Estratto selezionato ->

Accordo Lega-M5s? Maroni avverte Salvini: "A rischio le giunte Regionali"

Accordo Lega-M5s? Maroni avverte Salvini:

Non s'ha da fare, secondo l'ex governatore della Lombardia Roberto Maroni.

Per quanto riguarda il governo della Lombardia, Maroni ha spiegato che "se ci fosse la rottura dell'alleanza, qualche conseguenza ci sarebbe". Così a In mezz'ora di Lucia Annunziata l'ex governatore della Lombardia, che dunque si mostra più vicino alle posizioni (ufficiali) di Silvio Berlusconi rispetto che a quelle di Salvini. "Sicurezza e reddito di cittadinanza sono due principi inconciliabili: su questo c'è una insuperabile difficoltà nel rapporto tra la Lega e il M5S". Piuttosto che un Governo Lega-M5S, Maroni propende per un Governo di larghe intese che garantirebbe la compattezza del centrodestra. "Ci sara' chi dice si' e chi dice no" ha aggiunto, a margine di un incontro con gli eletti alla periferia della citta'. "L'unica soluzione sono le larghe intese come successe nel 2013 con Enrico Letta", conclude.

"Tecnicamente" un governo Lega-Cinque Stelle "e' possibile con i numeri si' ma penso che sia una missione impossibile e non per chi comanda tra i due, ma per un'incompatibilita' tra i due programmi e per le conseguenze che l'alleanza tra Lega e Cinque Stelle avrebbe sulla coalizione di centro destra". E ancora: "Se a Roma si rompe l'alleanza di centrodestra, poi diventa difficile nei territori. Spero che si eviti di buttare all'aria un patrimonio importante di alleanze". Abbiamo anche una data: "il 26 maggio 2019, le elezioni europee".

Dunque, proprio sulle mosse del Cavaliere, Maroni aggiunge: "Berlusconi teme l'Opa di Salvini su Forza Italia, vuole a tutti i costi evitarlo".

"L'ex segretario federale della Lega Nord gioca a fare il conservatore, e pur riconoscendo ambizione e qualità al nuovo leader leghista Matteo Salvini, ha auspicato che il patrimonio che lui, Bossi e Berlusconi hanno costruito e per il quale hanno lavorato in questi anni, non venga buttato via".

Dati di analisi del layout dei documenti:
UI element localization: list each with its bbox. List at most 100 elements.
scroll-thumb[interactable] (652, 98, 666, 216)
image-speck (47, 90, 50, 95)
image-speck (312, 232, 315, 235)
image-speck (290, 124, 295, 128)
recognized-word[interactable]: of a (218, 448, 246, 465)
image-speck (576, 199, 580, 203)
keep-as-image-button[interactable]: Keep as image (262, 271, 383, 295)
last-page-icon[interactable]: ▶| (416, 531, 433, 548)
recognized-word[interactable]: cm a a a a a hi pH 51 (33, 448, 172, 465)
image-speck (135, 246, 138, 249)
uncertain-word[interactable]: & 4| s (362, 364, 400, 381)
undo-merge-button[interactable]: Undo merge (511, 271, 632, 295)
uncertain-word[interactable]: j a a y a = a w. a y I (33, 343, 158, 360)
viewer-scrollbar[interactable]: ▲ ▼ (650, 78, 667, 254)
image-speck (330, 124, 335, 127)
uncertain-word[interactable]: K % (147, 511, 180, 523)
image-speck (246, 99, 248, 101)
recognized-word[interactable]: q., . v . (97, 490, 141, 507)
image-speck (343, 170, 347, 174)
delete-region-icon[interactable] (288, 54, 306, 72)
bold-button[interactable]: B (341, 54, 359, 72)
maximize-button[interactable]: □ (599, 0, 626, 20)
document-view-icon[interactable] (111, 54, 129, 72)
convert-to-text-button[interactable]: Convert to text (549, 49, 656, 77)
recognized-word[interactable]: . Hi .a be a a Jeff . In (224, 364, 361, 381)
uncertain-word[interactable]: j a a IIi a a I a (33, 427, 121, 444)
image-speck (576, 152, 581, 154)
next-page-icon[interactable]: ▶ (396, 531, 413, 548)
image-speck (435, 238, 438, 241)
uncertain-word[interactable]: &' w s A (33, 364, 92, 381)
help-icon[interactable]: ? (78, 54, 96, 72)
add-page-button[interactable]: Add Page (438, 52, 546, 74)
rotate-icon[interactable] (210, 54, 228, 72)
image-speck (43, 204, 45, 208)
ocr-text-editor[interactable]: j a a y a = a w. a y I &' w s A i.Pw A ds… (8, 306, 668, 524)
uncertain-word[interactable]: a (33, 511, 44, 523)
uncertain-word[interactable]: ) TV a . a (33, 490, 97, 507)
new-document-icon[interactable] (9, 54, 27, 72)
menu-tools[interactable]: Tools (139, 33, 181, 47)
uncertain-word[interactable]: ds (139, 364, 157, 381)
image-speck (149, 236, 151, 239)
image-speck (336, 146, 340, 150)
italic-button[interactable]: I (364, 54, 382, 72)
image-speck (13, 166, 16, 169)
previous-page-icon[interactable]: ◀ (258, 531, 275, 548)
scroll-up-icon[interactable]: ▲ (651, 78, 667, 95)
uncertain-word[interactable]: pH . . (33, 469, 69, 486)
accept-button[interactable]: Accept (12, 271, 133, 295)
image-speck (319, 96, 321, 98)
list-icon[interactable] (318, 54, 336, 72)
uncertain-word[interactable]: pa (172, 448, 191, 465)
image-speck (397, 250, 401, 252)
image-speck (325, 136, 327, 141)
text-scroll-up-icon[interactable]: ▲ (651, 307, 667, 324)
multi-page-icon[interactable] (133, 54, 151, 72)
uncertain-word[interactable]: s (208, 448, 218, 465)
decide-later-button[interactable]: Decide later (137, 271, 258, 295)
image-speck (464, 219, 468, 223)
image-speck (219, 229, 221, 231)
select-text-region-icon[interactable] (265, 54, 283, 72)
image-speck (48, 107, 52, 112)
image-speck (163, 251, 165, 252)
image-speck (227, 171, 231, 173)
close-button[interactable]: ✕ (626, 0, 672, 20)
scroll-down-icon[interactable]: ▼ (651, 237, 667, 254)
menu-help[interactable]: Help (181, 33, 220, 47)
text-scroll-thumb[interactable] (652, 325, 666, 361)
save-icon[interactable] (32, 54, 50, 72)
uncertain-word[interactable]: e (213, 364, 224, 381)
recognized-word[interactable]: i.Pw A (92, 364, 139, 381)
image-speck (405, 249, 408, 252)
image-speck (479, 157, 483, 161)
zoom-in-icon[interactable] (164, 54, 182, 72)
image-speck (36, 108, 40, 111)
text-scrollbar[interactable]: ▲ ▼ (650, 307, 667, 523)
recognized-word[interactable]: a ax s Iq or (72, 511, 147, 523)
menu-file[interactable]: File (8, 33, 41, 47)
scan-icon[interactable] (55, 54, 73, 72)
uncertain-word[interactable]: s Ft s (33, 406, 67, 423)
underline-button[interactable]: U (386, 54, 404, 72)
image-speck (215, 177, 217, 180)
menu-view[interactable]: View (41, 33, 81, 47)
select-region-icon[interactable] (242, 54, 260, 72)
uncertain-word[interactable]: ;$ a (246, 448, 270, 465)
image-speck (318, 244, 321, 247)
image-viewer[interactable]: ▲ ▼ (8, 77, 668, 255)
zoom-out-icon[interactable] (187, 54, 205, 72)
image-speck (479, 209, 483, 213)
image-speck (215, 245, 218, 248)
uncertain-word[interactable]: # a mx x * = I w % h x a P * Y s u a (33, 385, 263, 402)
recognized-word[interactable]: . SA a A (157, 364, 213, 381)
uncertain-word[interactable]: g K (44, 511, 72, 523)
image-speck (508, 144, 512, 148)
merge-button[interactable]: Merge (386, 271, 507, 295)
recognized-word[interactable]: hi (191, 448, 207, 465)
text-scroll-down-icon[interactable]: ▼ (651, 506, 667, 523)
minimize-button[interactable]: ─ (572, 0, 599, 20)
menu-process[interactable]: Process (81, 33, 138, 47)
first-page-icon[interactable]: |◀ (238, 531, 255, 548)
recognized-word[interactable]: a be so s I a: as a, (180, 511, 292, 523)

Dettagli attività -> Elenca tutte le persone citate per nome nell'articolo sull'ipotesi di accordo Lega-M5S, ciascuna una sola volta e nella forma più completa in cui compare.

Risposta scritta ->
- Roberto Maroni
- Matteo Salvini
- Silvio Berlusconi
- Lucia Annunziata
- Enrico Letta
- Bossi